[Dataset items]
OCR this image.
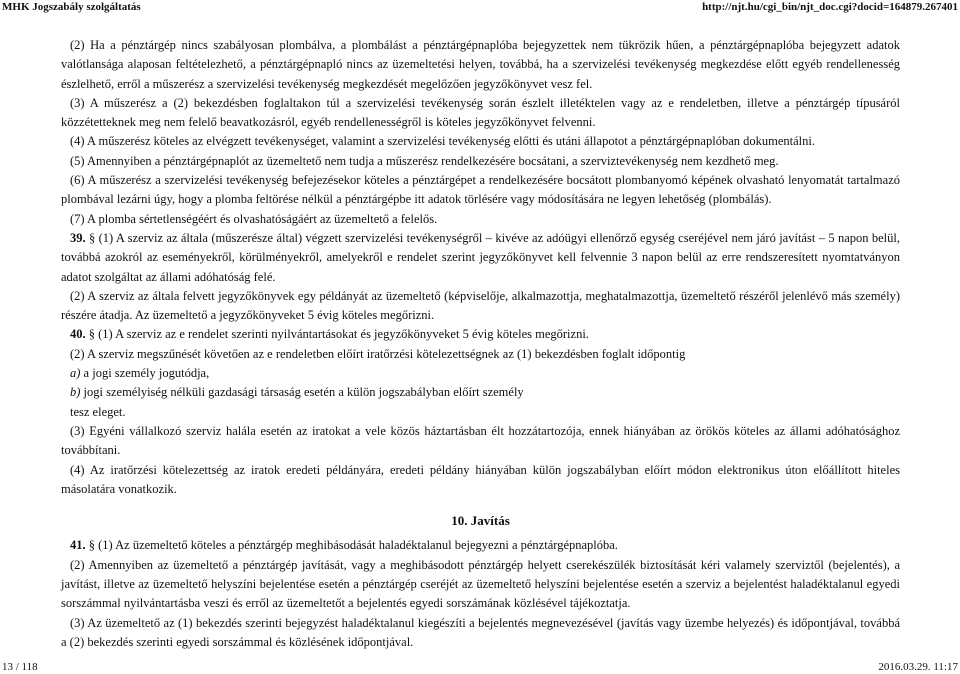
MHK Jogszabály szolgáltatás	http://njt.hu/cgi_bin/njt_doc.cgi?docid=164879.267401

(2) Ha a pénztárgép nincs szabályosan plombálva, a plombálást a pénztárgépnaplóba bejegyzettek nem tükrözik hűen, a pénztárgépnaplóba bejegyzett adatok valótlansága alaposan feltételezhető, a pénztárgépnapló nincs az üzemeltetési helyen, továbbá, ha a szervizelési tevékenység megkezdése előtt egyéb rendellenesség észlelhető, erről a műszerész a szervizelési tevékenység megkezdését megelőzően jegyzőkönyvet vesz fel.

(3) A műszerész a (2) bekezdésben foglaltakon túl a szervizelési tevékenység során észlelt illetéktelen vagy az e rendeletben, illetve a pénztárgép típusáról közzétetteknek meg nem felelő beavatkozásról, egyéb rendellenességről is köteles jegyzőkönyvet felvenni.

(4) A műszerész köteles az elvégzett tevékenységet, valamint a szervizelési tevékenység előtti és utáni állapotot a pénztárgépnaplóban dokumentálni.

(5) Amennyiben a pénztárgépnaplót az üzemeltető nem tudja a műszerész rendelkezésére bocsátani, a szerviztevékenység nem kezdhető meg.

(6) A műszerész a szervizelési tevékenység befejezésekor köteles a pénztárgépet a rendelkezésére bocsátott plombanyomó képének olvasható lenyomatát tartalmazó plombával lezárni úgy, hogy a plomba feltörése nélkül a pénztárgépbe itt adatok törlésére vagy módosítására ne legyen lehetőség (plombálás).

(7) A plomba sértetlenségéért és olvashatóságáért az üzemeltető a felelős.

39. § (1) A szerviz az általa (műszerésze által) végzett szervizelési tevékenységről – kivéve az adóügyi ellenőrző egység cseréjével nem járó javítást – 5 napon belül, továbbá azokról az eseményekről, körülményekről, amelyekről e rendelet szerint jegyzőkönyvet kell felvennie 3 napon belül az erre rendszeresített nyomtatványon adatot szolgáltat az állami adóhatóság felé.

(2) A szerviz az általa felvett jegyzőkönyvek egy példányát az üzemeltető (képviselője, alkalmazottja, meghatalmazottja, üzemeltető részéről jelenlévő más személy) részére átadja. Az üzemeltető a jegyzőkönyveket 5 évig köteles megőrizni.

40. § (1) A szerviz az e rendelet szerinti nyilvántartásokat és jegyzőkönyveket 5 évig köteles megőrizni.

(2) A szerviz megszűnését követően az e rendeletben előírt iratőrzési kötelezettségnek az (1) bekezdésben foglalt időpontig

a) a jogi személy jogutódja,

b) jogi személyiség nélküli gazdasági társaság esetén a külön jogszabályban előírt személy

tesz eleget.

(3) Egyéni vállalkozó szerviz halála esetén az iratokat a vele közös háztartásban élt hozzátartozója, ennek hiányában az örökös köteles az állami adóhatósághoz továbbítani.

(4) Az iratőrzési kötelezettség az iratok eredeti példányára, eredeti példány hiányában külön jogszabályban előírt módon elektronikus úton előállított hiteles másolatára vonatkozik.

10. Javítás

41. § (1) Az üzemeltető köteles a pénztárgép meghibásodását haladéktalanul bejegyezni a pénztárgépnaplóba.

(2) Amennyiben az üzemeltető a pénztárgép javítását, vagy a meghibásodott pénztárgép helyett cserekészülék biztosítását kéri valamely szerviztől (bejelentés), a javítást, illetve az üzemeltető helyszíni bejelentése esetén a pénztárgép cseréjét az üzemeltető helyszíni bejelentése esetén a szerviz a bejelentést haladéktalanul egyedi sorszámmal nyilvántartásba veszi és erről az üzemeltetőt a bejelentés egyedi sorszámának közlésével tájékoztatja.

(3) Az üzemeltető az (1) bekezdés szerinti bejegyzést haladéktalanul kiegészíti a bejelentés megnevezésével (javítás vagy üzembe helyezés) és időpontjával, továbbá a (2) bekezdés szerinti egyedi sorszámmal és közlésének időpontjával.

13 / 118	2016.03.29. 11:17
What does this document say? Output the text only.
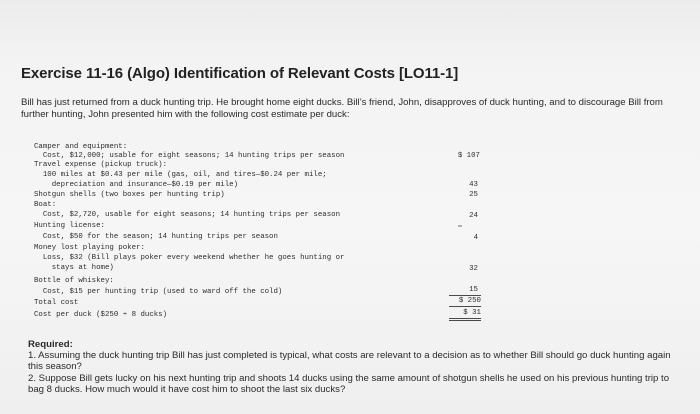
Exercise 11-16 (Algo) Identification of Relevant Costs [LO11-1]
Bill has just returned from a duck hunting trip. He brought home eight ducks. Bill’s friend, John, disapproves of duck hunting, and to discourage Bill from further hunting, John presented him with the following cost estimate per duck:
Camper and equipment:
Cost, $12,000; usable for eight seasons; 14 hunting trips per season
Travel expense (pickup truck):
100 miles at $0.43 per mile (gas, oil, and tires—$0.24 per mile;
depreciation and insurance—$0.19 per mile)
Shotgun shells (two boxes per hunting trip)
Boat:
Cost, $2,720, usable for eight seasons; 14 hunting trips per season
Hunting license:
Cost, $50 for the season; 14 hunting trips per season
Money lost playing poker:
Loss, $32 (Bill plays poker every weekend whether he goes hunting or
stays at home)
Bottle of whiskey:
Cost, $15 per hunting trip (used to ward off the cold)
Total cost
Cost per duck ($250 ÷ 8 ducks)
$ 107
43
25
24
4
32
15
$ 250
$ 31
Required:
1. Assuming the duck hunting trip Bill has just completed is typical, what costs are relevant to a decision as to whether Bill should go duck hunting again this season?
2. Suppose Bill gets lucky on his next hunting trip and shoots 14 ducks using the same amount of shotgun shells he used on his previous hunting trip to bag 8 ducks. How much would it have cost him to shoot the last six ducks?
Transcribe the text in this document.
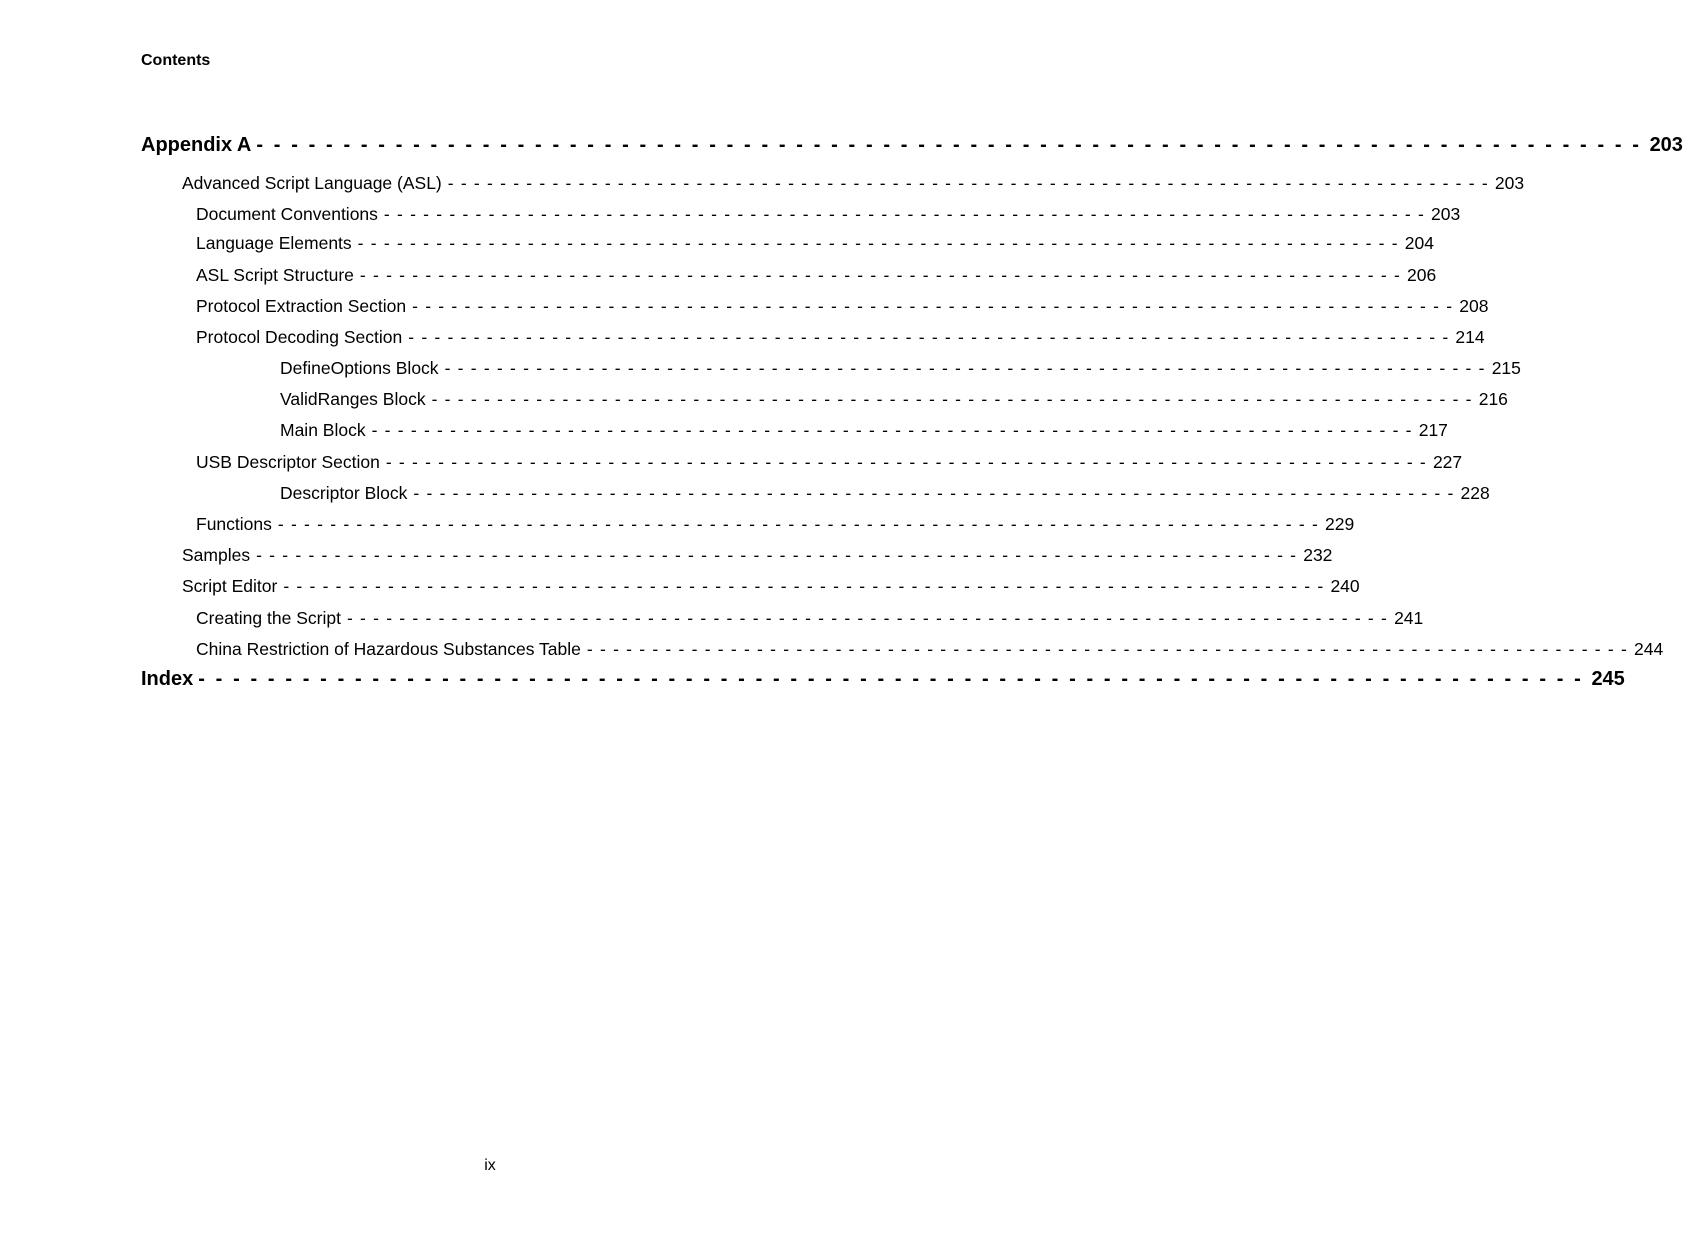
Contents
Appendix A - - - - - - - - - - - - - - - - - - - - - - - - - - - - - - - - - - - - - - - - - - - - - - - - - - - - - - - - - - - - - - - - - - - - - - - - - - - - - - - - 203
Advanced Script Language (ASL) - - - - - - - - - - - - - - - - - - - - - - - - - - - - - - - - - - - - - - - - - - - - - - - - - - - - - - - - - - - - - - - - - - - - - - - - - - - - - - - - 203
Document Conventions - - - - - - - - - - - - - - - - - - - - - - - - - - - - - - - - - - - - - - - - - - - - - - - - - - - - - - - - - - - - - - - - - - - - - - - - - - - - - - - - 203
Language Elements - - - - - - - - - - - - - - - - - - - - - - - - - - - - - - - - - - - - - - - - - - - - - - - - - - - - - - - - - - - - - - - - - - - - - - - - - - - - - - - - 204
ASL Script Structure - - - - - - - - - - - - - - - - - - - - - - - - - - - - - - - - - - - - - - - - - - - - - - - - - - - - - - - - - - - - - - - - - - - - - - - - - - - - - - - - 206
Protocol Extraction Section - - - - - - - - - - - - - - - - - - - - - - - - - - - - - - - - - - - - - - - - - - - - - - - - - - - - - - - - - - - - - - - - - - - - - - - - - - - - - - - - 208
Protocol Decoding Section - - - - - - - - - - - - - - - - - - - - - - - - - - - - - - - - - - - - - - - - - - - - - - - - - - - - - - - - - - - - - - - - - - - - - - - - - - - - - - - - 214
DefineOptions Block - - - - - - - - - - - - - - - - - - - - - - - - - - - - - - - - - - - - - - - - - - - - - - - - - - - - - - - - - - - - - - - - - - - - - - - - - - - - - - - - 215
ValidRanges Block - - - - - - - - - - - - - - - - - - - - - - - - - - - - - - - - - - - - - - - - - - - - - - - - - - - - - - - - - - - - - - - - - - - - - - - - - - - - - - - - 216
Main Block - - - - - - - - - - - - - - - - - - - - - - - - - - - - - - - - - - - - - - - - - - - - - - - - - - - - - - - - - - - - - - - - - - - - - - - - - - - - - - - - 217
USB Descriptor Section - - - - - - - - - - - - - - - - - - - - - - - - - - - - - - - - - - - - - - - - - - - - - - - - - - - - - - - - - - - - - - - - - - - - - - - - - - - - - - - - 227
Descriptor Block - - - - - - - - - - - - - - - - - - - - - - - - - - - - - - - - - - - - - - - - - - - - - - - - - - - - - - - - - - - - - - - - - - - - - - - - - - - - - - - - 228
Functions - - - - - - - - - - - - - - - - - - - - - - - - - - - - - - - - - - - - - - - - - - - - - - - - - - - - - - - - - - - - - - - - - - - - - - - - - - - - - - - - 229
Samples - - - - - - - - - - - - - - - - - - - - - - - - - - - - - - - - - - - - - - - - - - - - - - - - - - - - - - - - - - - - - - - - - - - - - - - - - - - - - - - - 232
Script Editor - - - - - - - - - - - - - - - - - - - - - - - - - - - - - - - - - - - - - - - - - - - - - - - - - - - - - - - - - - - - - - - - - - - - - - - - - - - - - - - - 240
Creating the Script - - - - - - - - - - - - - - - - - - - - - - - - - - - - - - - - - - - - - - - - - - - - - - - - - - - - - - - - - - - - - - - - - - - - - - - - - - - - - - - - 241
China Restriction of Hazardous Substances Table - - - - - - - - - - - - - - - - - - - - - - - - - - - - - - - - - - - - - - - - - - - - - - - - - - - - - - - - - - - - - - - - - - - - - - - - - - - - - - - - 244
Index - - - - - - - - - - - - - - - - - - - - - - - - - - - - - - - - - - - - - - - - - - - - - - - - - - - - - - - - - - - - - - - - - - - - - - - - - - - - - - - - 245
ix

-- EXERCISE AIM --
Locate all lines that include the word "Protocol" and copy them out.

-- COMPLETED TASK --
Protocol Extraction Section - - - - - - - - - - - - - - - - - - - - - - - - - - - - - - - - - - - - - - - - - - - - - - - - - - - - - - - - - - - - - - - - - - - - - - - - - - - - - - - - 208
Protocol Decoding Section - - - - - - - - - - - - - - - - - - - - - - - - - - - - - - - - - - - - - - - - - - - - - - - - - - - - - - - - - - - - - - - - - - - - - - - - - - - - - - - - 214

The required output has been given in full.